▼

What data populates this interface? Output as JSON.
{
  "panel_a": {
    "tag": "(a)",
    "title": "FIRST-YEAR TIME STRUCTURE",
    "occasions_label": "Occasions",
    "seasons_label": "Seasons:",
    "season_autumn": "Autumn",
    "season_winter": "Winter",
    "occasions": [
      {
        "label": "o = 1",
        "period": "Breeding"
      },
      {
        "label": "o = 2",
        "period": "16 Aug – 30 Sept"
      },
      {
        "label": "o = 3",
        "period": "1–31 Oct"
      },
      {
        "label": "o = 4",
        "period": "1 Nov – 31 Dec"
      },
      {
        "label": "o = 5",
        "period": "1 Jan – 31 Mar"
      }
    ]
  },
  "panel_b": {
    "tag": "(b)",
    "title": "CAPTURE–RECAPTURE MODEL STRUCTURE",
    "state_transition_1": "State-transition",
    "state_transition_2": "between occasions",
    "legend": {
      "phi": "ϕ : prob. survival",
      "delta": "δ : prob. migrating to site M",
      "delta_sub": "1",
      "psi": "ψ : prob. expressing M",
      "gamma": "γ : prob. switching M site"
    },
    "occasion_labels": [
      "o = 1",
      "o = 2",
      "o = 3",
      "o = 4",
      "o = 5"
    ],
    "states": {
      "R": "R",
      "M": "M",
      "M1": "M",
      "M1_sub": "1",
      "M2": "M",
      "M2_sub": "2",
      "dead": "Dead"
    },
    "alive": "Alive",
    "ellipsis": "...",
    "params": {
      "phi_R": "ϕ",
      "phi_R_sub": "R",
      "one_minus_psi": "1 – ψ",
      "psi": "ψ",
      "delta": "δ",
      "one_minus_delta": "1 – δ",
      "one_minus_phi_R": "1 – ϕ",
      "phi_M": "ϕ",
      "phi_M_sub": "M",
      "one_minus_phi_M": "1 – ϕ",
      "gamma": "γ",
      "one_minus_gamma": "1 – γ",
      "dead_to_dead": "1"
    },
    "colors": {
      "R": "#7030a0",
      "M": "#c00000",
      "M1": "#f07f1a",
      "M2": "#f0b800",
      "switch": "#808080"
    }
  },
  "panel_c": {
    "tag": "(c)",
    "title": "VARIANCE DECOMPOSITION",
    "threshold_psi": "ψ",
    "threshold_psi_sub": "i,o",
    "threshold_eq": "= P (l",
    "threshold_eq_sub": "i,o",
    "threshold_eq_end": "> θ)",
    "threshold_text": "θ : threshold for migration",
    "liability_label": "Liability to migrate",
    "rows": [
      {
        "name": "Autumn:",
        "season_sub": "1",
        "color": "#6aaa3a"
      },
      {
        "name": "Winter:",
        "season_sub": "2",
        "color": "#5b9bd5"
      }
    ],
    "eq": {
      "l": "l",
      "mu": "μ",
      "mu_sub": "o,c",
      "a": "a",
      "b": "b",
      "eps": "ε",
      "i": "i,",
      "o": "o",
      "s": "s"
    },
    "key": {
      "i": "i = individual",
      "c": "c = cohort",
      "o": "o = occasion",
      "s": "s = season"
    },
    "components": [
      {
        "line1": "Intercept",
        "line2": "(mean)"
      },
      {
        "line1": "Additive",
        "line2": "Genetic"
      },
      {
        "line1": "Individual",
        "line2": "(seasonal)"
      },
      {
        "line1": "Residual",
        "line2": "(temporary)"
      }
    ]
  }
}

▲

▸ **Direction**
Write out every entry verbatim.

▸ **Correct answer**
What data populates this interface? Output as JSON.
{
  "panel_a": {
    "tag": "(a)",
    "title": "FIRST-YEAR TIME STRUCTURE",
    "occasions_label": "Occasions",
    "seasons_label": "Seasons:",
    "season_autumn": "Autumn",
    "season_winter": "Winter",
    "occasions": [
      {
        "label": "o = 1",
        "period": "Breeding"
      },
      {
        "label": "o = 2",
        "period": "16 Aug – 30 Sept"
      },
      {
        "label": "o = 3",
        "period": "1–31 Oct"
      },
      {
        "label": "o = 4",
        "period": "1 Nov – 31 Dec"
      },
      {
        "label": "o = 5",
        "period": "1 Jan – 31 Mar"
      }
    ]
  },
  "panel_b": {
    "tag": "(b)",
    "title": "CAPTURE–RECAPTURE MODEL STRUCTURE",
    "state_transition_1": "State-transition",
    "state_transition_2": "between occasions",
    "legend": {
      "phi": "ϕ : prob. survival",
      "delta": "δ : prob. migrating to site M",
      "delta_sub": "1",
      "psi": "ψ : prob. expressing M",
      "gamma": "γ : prob. switching M site"
    },
    "occasion_labels": [
      "o = 1",
      "o = 2",
      "o = 3",
      "o = 4",
      "o = 5"
    ],
    "states": {
      "R": "R",
      "M": "M",
      "M1": "M",
      "M1_sub": "1",
      "M2": "M",
      "M2_sub": "2",
      "dead": "Dead"
    },
    "alive": "Alive",
    "ellipsis": "...",
    "params": {
      "phi_R": "ϕ",
      "phi_R_sub": "R",
      "one_minus_psi": "1 – ψ",
      "psi": "ψ",
      "delta": "δ",
      "one_minus_delta": "1 – δ",
      "one_minus_phi_R": "1 – ϕ",
      "phi_M": "ϕ",
      "phi_M_sub": "M",
      "one_minus_phi_M": "1 – ϕ",
      "gamma": "γ",
      "one_minus_gamma": "1 – γ",
      "dead_to_dead": "1"
    },
    "colors": {
      "R": "#7030a0",
      "M": "#c00000",
      "M1": "#f07f1a",
      "M2": "#f0b800",
      "switch": "#808080"
    }
  },
  "panel_c": {
    "tag": "(c)",
    "title": "VARIANCE DECOMPOSITION",
    "threshold_psi": "ψ",
    "threshold_psi_sub": "i,o",
    "threshold_eq": "= P (l",
    "threshold_eq_sub": "i,o",
    "threshold_eq_end": "> θ)",
    "threshold_text": "θ : threshold for migration",
    "liability_label": "Liability to migrate",
    "rows": [
      {
        "name": "Autumn:",
        "season_sub": "1",
        "color": "#6aaa3a"
      },
      {
        "name": "Winter:",
        "season_sub": "2",
        "color": "#5b9bd5"
      }
    ],
    "eq": {
      "l": "l",
      "mu": "μ",
      "mu_sub": "o,c",
      "a": "a",
      "b": "b",
      "eps": "ε",
      "i": "i,",
      "o": "o",
      "s": "s"
    },
    "key": {
      "i": "i = individual",
      "c": "c = cohort",
      "o": "o = occasion",
      "s": "s = season"
    },
    "components": [
      {
        "line1": "Intercept",
        "line2": "(mean)"
      },
      {
        "line1": "Additive",
        "line2": "Genetic"
      },
      {
        "line1": "Individual",
        "line2": "(seasonal)"
      },
      {
        "line1": "Residual",
        "line2": "(temporary)"
      }
    ]
  }
}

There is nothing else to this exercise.